* [EXTRACT]
Integrate Automated QDQ placement tool - Part 2 #702

willg-nv · 2025-12-17T06:29:51Z

What does this PR do?

Type of change: new feature

Overview: This PR integrate automated Q/DQ placement tool to ModelOpt. This PR is 2/4 parts of the cahnges.

Part 1: #701
Part 2: #702
Part 3: #703
Part 4: #704

This PR contains the following changes:

Implement RegionPattern to represent the topology structure of Regions. InsertionPoints are also defined on RegionPattern. Regions with same pattern are optimized at the same time
Implement RegionSearch class to divide ONNX graph into small regions
RegionSearch python file also provides an entry point to print out the region structures.
Unit tests for new classse.

Usage

python -m modelopt.onnx.quantization.autotune.region_search --model model.onnx --verbose

Example output:

    ├─ Region 212 (Level 0, Type: COMPOSITE)
    │  ├─ Direct nodes: 0
    │  ├─ Total nodes (recursive): 9
    │  ├─ Children: 1
    │  ├─ Inputs: 3 tensors
    │  │    - xxx
    │  │    - xxx
    │  │    - xxx
    │  └─ Outputs: 1 tensors
    │       - xxx
    │
    │  Child regions:
    │
      ├─ Region 209 (Level 2, Type: LEAF) 
      │  ├─ Direct nodes: 9
      │  ├─ Total nodes (recursive): 9
      │  ├─ Children: 0
      │  ├─ Inputs: 11 tensors
      │  │    - xxx

Testing

Implemented unit tests for new classes. All unit tests could get pass locally.

Before your PR is "Ready for review"

Make sure you read and follow Contributor guidelines and your commits are signed.
Is this change backward compatible?: Yes
Did you write any new necessary tests?: Yes
Did you add or update any necessary documentation?: No, document change will be in part 4.

* [AIM]
Return the passage of the PR description word for word, starting with "What does this" and going on through "of the cahnges.".

* [DATA PROVIDED]
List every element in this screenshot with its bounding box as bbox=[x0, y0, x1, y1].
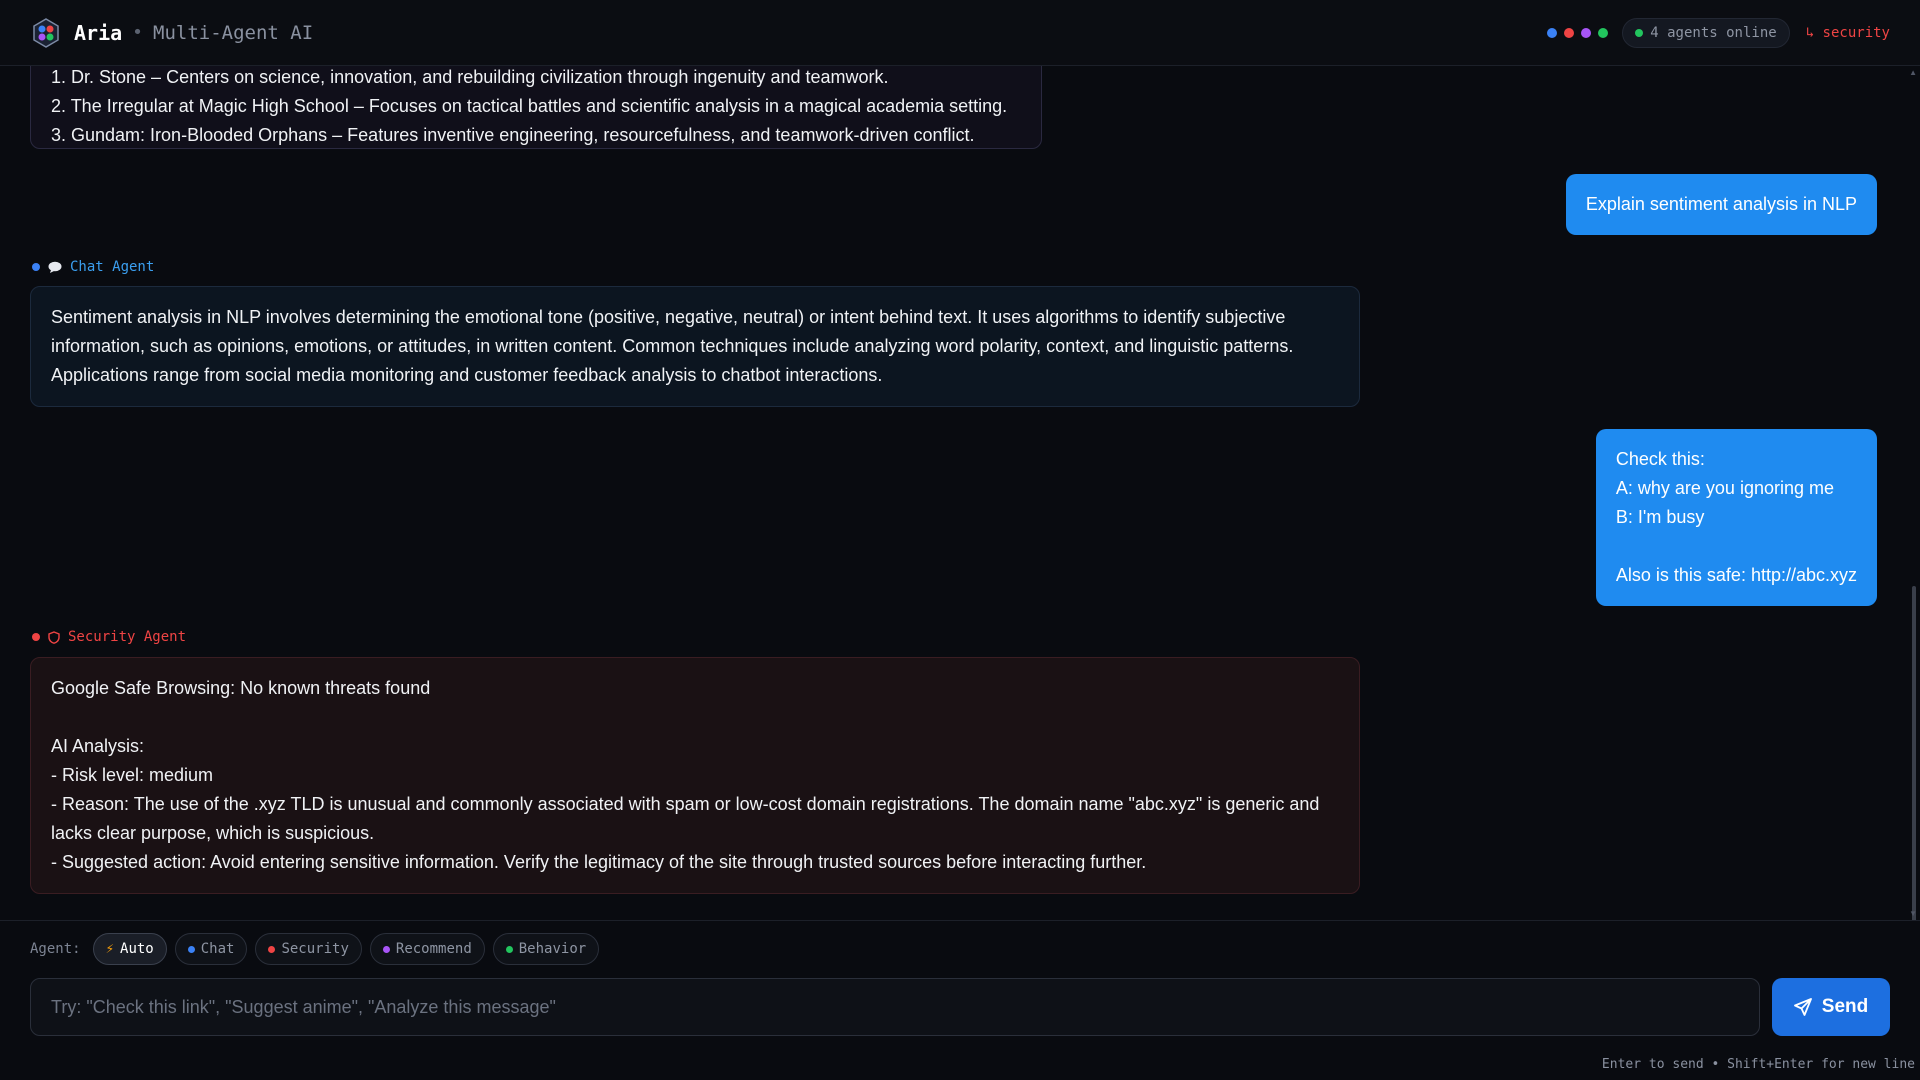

* [RESULT BELOW]
What does this PR do?

Type of change: new feature

Overview: This PR integrate automated Q/DQ placement tool to ModelOpt. This PR is 2/4 parts of the cahnges.